*Requirements*
Bring together all lines of the material below that contain the string "Ngọc".

*Material shown*
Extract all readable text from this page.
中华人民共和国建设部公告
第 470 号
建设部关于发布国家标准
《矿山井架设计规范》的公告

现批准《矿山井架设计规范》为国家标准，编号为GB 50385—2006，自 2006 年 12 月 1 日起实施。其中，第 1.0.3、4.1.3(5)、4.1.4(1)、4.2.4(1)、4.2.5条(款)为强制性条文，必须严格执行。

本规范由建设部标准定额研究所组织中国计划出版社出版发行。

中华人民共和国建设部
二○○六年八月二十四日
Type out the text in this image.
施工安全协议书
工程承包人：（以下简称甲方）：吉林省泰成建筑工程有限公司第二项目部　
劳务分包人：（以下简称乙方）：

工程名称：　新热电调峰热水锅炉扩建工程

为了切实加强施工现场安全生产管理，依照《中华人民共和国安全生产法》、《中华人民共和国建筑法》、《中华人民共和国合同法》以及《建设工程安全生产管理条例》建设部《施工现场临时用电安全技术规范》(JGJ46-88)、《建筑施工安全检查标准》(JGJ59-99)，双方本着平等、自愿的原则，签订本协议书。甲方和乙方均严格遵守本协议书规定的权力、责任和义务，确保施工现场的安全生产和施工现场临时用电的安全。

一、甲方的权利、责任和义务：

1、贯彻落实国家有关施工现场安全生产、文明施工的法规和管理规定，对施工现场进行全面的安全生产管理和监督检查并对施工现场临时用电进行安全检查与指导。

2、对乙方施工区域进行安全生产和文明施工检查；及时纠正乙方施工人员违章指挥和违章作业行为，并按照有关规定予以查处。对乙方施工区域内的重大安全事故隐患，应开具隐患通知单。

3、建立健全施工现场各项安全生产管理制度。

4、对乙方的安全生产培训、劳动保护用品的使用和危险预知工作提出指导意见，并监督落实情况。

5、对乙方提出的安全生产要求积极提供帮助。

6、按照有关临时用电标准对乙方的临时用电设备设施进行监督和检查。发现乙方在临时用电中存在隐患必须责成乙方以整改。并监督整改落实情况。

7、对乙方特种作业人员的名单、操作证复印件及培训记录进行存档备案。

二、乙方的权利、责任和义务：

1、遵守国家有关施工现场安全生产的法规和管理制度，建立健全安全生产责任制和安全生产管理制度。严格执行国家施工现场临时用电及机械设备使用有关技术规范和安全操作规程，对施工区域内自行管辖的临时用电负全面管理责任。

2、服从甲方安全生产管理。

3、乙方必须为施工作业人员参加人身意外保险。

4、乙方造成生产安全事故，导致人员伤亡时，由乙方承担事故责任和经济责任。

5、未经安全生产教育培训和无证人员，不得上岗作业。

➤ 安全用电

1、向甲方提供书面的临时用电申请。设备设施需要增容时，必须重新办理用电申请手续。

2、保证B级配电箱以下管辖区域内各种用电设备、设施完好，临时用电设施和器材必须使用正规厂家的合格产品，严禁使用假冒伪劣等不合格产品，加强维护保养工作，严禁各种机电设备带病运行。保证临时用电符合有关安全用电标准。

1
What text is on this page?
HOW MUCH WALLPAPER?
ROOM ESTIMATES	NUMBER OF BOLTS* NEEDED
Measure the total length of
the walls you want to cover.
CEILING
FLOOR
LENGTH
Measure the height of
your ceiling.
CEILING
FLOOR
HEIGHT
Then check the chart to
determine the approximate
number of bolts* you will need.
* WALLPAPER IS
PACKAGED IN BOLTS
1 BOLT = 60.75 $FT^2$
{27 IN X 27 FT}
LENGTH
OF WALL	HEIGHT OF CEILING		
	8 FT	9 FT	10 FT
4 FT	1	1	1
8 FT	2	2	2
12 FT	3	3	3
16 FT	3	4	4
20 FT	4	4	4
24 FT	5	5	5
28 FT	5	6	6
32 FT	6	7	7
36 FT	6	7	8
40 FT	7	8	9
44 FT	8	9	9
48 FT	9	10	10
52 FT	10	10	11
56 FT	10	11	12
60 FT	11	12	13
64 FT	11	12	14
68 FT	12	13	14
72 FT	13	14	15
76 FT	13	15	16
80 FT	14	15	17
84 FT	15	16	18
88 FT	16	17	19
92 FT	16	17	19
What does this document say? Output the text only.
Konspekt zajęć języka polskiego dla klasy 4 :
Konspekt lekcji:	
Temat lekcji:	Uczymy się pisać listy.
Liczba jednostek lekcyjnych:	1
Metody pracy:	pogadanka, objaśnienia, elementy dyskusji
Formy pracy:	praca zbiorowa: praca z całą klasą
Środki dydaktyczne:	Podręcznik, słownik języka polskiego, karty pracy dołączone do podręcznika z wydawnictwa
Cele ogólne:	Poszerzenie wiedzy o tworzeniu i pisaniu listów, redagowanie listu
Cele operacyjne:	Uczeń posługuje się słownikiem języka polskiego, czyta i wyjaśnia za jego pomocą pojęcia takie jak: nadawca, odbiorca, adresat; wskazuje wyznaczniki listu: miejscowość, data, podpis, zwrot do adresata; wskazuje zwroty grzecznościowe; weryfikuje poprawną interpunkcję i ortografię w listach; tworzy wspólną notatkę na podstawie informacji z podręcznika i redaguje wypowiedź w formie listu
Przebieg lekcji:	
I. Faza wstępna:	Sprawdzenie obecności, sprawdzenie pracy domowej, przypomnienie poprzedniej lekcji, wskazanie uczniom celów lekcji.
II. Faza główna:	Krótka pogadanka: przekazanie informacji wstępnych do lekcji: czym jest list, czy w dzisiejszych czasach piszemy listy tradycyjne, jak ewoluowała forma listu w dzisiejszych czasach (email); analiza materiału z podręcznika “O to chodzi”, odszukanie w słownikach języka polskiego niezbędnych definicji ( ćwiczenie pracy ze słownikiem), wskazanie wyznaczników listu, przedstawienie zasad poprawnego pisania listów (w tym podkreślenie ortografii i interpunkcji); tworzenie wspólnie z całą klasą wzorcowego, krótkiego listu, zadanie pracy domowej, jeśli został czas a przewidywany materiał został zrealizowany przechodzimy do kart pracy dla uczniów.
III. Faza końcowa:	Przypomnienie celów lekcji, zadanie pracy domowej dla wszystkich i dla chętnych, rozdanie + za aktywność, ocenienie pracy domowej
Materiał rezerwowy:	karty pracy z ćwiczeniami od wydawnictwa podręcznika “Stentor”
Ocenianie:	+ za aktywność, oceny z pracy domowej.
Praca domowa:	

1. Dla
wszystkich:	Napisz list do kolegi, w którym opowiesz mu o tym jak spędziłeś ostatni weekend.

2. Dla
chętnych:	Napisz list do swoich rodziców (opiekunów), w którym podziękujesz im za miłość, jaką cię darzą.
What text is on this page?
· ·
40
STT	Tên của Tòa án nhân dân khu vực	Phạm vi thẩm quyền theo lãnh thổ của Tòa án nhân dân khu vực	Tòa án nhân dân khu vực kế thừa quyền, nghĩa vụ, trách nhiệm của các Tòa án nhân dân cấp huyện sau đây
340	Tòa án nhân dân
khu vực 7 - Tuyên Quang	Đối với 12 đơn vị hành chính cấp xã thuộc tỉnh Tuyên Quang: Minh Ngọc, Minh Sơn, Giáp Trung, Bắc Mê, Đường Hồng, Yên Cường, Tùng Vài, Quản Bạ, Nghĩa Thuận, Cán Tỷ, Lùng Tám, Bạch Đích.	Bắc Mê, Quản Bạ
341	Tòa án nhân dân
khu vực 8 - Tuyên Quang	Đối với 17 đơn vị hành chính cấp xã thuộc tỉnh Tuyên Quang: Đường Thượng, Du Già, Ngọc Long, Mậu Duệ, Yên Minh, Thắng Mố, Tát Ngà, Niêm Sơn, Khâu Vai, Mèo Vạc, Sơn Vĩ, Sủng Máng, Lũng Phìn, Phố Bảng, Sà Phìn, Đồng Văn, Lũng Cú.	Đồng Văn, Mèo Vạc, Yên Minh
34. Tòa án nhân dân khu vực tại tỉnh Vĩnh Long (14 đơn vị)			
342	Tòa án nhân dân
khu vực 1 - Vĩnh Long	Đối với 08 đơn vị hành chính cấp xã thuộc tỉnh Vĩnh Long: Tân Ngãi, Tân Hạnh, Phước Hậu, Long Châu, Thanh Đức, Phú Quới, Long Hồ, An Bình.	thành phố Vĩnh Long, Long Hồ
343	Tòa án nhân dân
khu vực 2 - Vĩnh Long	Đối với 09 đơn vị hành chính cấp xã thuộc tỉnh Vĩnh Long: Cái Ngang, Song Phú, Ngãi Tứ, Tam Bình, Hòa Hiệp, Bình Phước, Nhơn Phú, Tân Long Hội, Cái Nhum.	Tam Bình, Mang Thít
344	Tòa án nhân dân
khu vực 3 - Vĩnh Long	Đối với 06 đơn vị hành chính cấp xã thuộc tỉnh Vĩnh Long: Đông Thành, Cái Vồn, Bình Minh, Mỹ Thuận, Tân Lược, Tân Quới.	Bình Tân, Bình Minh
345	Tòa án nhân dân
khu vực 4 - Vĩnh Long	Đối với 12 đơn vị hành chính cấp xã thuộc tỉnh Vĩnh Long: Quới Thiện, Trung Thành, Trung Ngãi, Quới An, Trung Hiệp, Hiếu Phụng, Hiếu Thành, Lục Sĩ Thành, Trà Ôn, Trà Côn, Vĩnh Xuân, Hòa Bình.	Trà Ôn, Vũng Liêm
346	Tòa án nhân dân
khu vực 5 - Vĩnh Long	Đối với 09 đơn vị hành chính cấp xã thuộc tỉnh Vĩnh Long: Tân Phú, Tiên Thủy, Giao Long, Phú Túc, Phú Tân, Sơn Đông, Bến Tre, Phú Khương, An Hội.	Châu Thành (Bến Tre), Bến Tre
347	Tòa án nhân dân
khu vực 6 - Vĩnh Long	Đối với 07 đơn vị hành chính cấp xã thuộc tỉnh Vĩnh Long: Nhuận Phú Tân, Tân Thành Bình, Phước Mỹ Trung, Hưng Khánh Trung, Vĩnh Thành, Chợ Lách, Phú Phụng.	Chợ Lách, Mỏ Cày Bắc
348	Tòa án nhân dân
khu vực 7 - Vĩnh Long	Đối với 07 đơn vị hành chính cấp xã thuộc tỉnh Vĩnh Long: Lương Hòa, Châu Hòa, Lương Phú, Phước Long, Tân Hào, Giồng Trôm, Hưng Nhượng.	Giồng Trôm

*Output*
khu vực 7 - Tuyên Quang	Đối với 12 đơn vị hành chính cấp xã thuộc tỉnh Tuyên Quang: Minh Ngọc, Minh Sơn, Giáp Trung, Bắc Mê, Đường Hồng, Yên Cường, Tùng Vài, Quản Bạ, Nghĩa Thuận, Cán Tỷ, Lùng Tám, Bạch Đích.	Bắc Mê, Quản Bạ
khu vực 8 - Tuyên Quang	Đối với 17 đơn vị hành chính cấp xã thuộc tỉnh Tuyên Quang: Đường Thượng, Du Già, Ngọc Long, Mậu Duệ, Yên Minh, Thắng Mố, Tát Ngà, Niêm Sơn, Khâu Vai, Mèo Vạc, Sơn Vĩ, Sủng Máng, Lũng Phìn, Phố Bảng, Sà Phìn, Đồng Văn, Lũng Cú.	Đồng Văn, Mèo Vạc, Yên Minh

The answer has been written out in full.